Dataset listings of figures
####################

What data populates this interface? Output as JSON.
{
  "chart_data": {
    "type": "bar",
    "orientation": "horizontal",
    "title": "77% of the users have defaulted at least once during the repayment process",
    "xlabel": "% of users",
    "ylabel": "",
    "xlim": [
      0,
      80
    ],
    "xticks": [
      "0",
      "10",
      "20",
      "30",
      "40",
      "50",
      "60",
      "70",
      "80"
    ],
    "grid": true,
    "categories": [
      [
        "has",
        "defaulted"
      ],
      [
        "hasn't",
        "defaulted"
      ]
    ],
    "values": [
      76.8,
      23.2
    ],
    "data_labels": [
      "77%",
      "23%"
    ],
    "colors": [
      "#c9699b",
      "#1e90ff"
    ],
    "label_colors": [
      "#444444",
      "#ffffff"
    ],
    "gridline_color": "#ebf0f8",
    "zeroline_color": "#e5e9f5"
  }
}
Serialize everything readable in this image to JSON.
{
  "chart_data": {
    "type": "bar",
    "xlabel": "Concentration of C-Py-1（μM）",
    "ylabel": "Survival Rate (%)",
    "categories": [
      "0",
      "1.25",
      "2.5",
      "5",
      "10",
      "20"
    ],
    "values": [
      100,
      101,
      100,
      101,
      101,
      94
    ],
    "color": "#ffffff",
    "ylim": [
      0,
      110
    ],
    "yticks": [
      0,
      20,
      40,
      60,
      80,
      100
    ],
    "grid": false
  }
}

####################

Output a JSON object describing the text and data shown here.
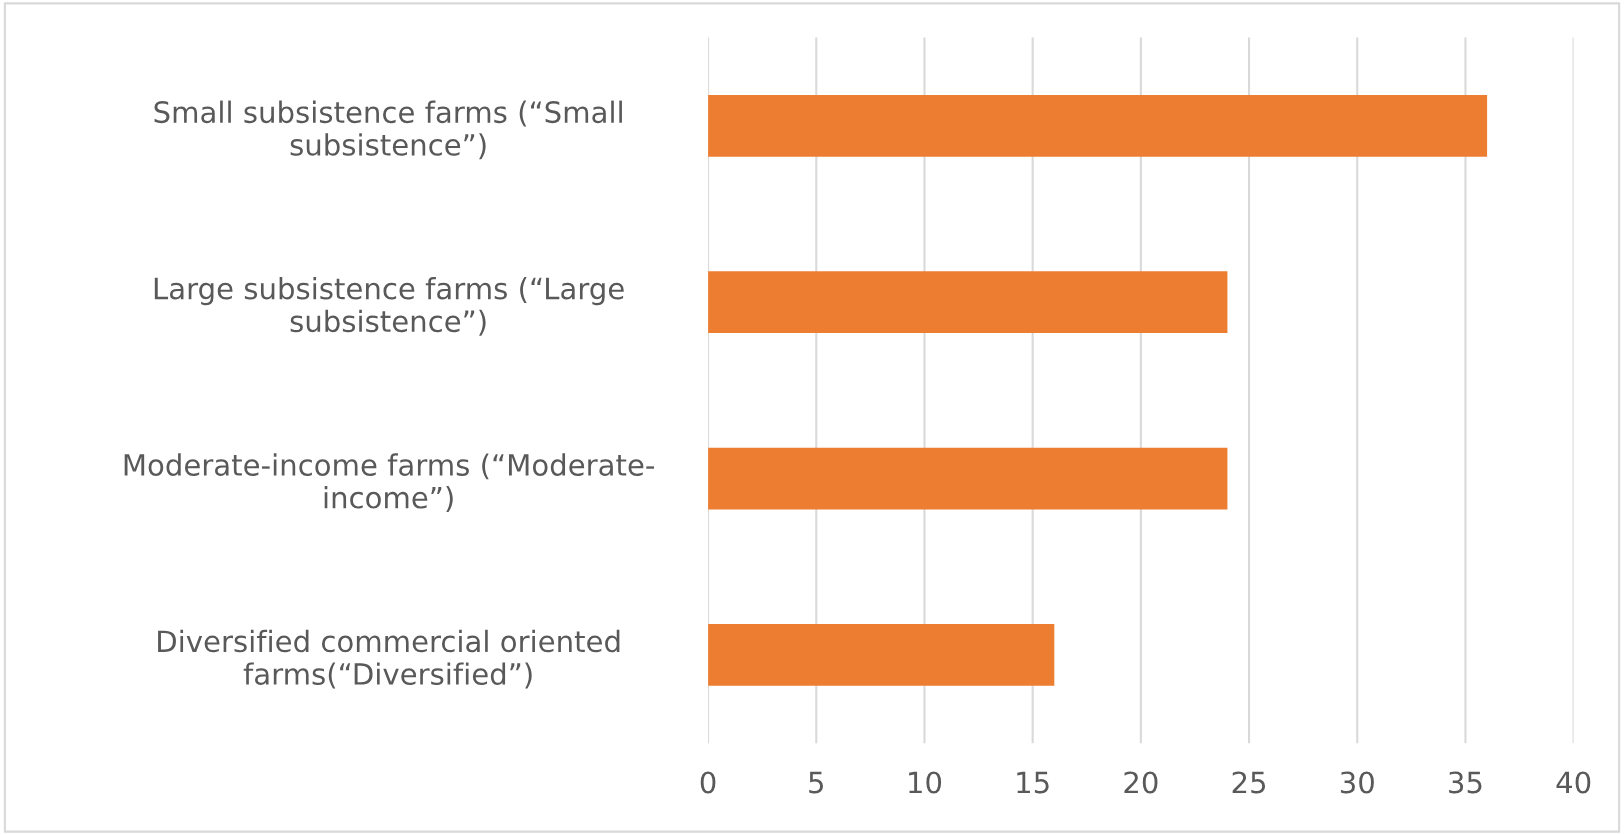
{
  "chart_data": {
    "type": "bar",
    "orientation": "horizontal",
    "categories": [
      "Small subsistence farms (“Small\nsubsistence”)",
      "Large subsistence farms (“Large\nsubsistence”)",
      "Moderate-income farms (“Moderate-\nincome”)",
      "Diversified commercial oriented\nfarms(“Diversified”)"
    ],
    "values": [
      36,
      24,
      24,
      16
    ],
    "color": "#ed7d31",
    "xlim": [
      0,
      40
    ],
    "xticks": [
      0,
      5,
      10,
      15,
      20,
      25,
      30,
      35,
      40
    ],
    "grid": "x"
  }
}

####################

To do :: Find how many lines in the listing hold "xlabel", and reply with that number only.

Full output :: 2